> [Records for this task]
☆ ☆ ☆ ☆

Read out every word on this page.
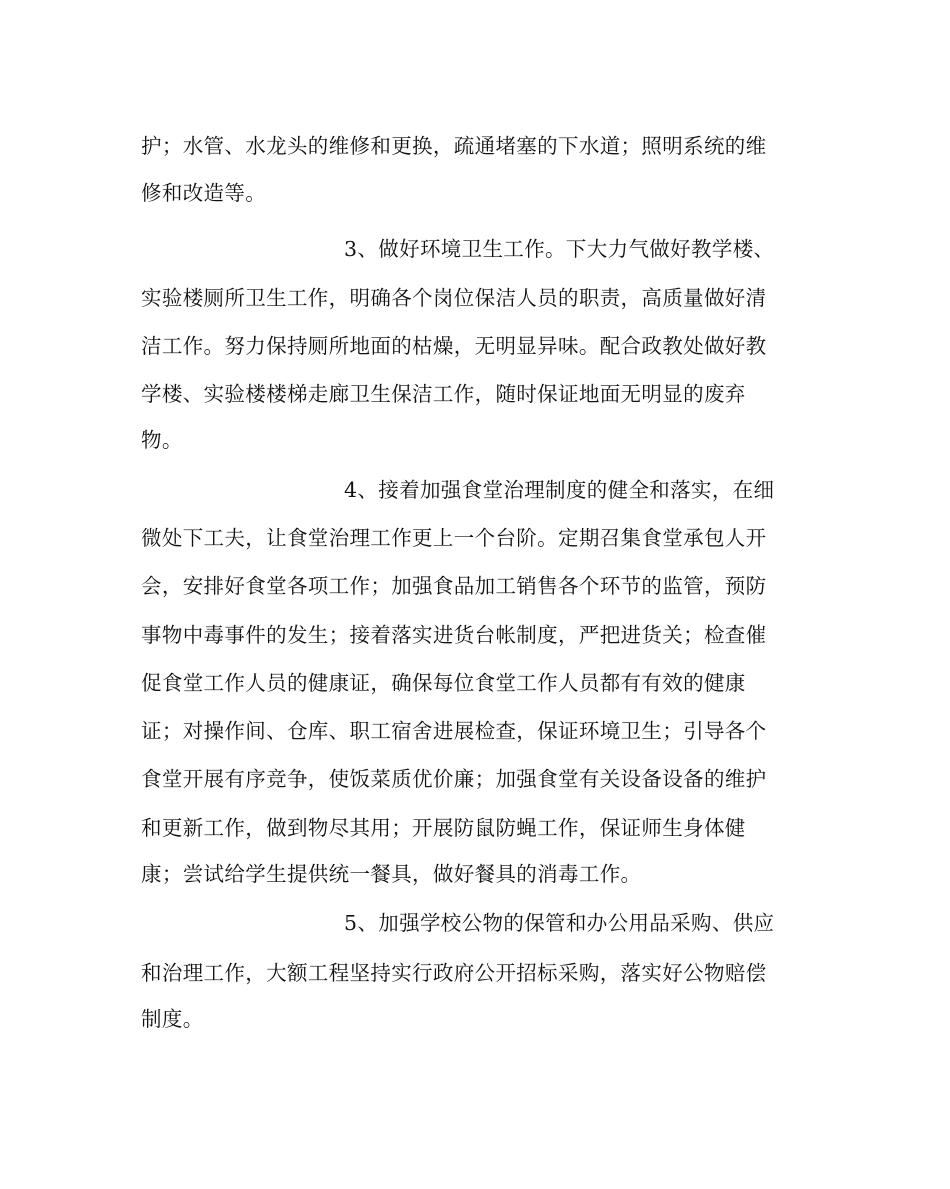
护；水管、水龙头的维修和更换，疏通堵塞的下水道；照明系统的维

修和改造等。

3、做好环境卫生工作。下大力气做好教学楼、

实验楼厕所卫生工作，明确各个岗位保洁人员的职责，高质量做好清

洁工作。努力保持厕所地面的枯燥，无明显异味。配合政教处做好教

学楼、实验楼楼梯走廊卫生保洁工作，随时保证地面无明显的废弃

物。

4、接着加强食堂治理制度的健全和落实，在细

微处下工夫，让食堂治理工作更上一个台阶。定期召集食堂承包人开

会，安排好食堂各项工作；加强食品加工销售各个环节的监管，预防

事物中毒事件的发生；接着落实进货台帐制度，严把进货关；检查催

促食堂工作人员的健康证，确保每位食堂工作人员都有有效的健康

证；对操作间、仓库、职工宿舍进展检查，保证环境卫生；引导各个

食堂开展有序竞争，使饭菜质优价廉；加强食堂有关设备设备的维护

和更新工作，做到物尽其用；开展防鼠防蝇工作，保证师生身体健

康；尝试给学生提供统一餐具，做好餐具的消毒工作。

5、加强学校公物的保管和办公用品采购、供应

和治理工作，大额工程坚持实行政府公开招标采购，落实好公物赔偿

制度。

☆ ☆ ☆ ☆

> [Instruction] What is needed is an exact reproduction of the data, pictures excluded.

> [Complete output]
Read out every word on this page.
护；水管、水龙头的维修和更换，疏通堵塞的下水道；照明系统的维

修和改造等。

3、做好环境卫生工作。下大力气做好教学楼、

实验楼厕所卫生工作，明确各个岗位保洁人员的职责，高质量做好清

洁工作。努力保持厕所地面的枯燥，无明显异味。配合政教处做好教

学楼、实验楼楼梯走廊卫生保洁工作，随时保证地面无明显的废弃

物。

4、接着加强食堂治理制度的健全和落实，在细

微处下工夫，让食堂治理工作更上一个台阶。定期召集食堂承包人开

会，安排好食堂各项工作；加强食品加工销售各个环节的监管，预防

事物中毒事件的发生；接着落实进货台帐制度，严把进货关；检查催

促食堂工作人员的健康证，确保每位食堂工作人员都有有效的健康

证；对操作间、仓库、职工宿舍进展检查，保证环境卫生；引导各个

食堂开展有序竞争，使饭菜质优价廉；加强食堂有关设备设备的维护

和更新工作，做到物尽其用；开展防鼠防蝇工作，保证师生身体健

康；尝试给学生提供统一餐具，做好餐具的消毒工作。

5、加强学校公物的保管和办公用品采购、供应

和治理工作，大额工程坚持实行政府公开招标采购，落实好公物赔偿

制度。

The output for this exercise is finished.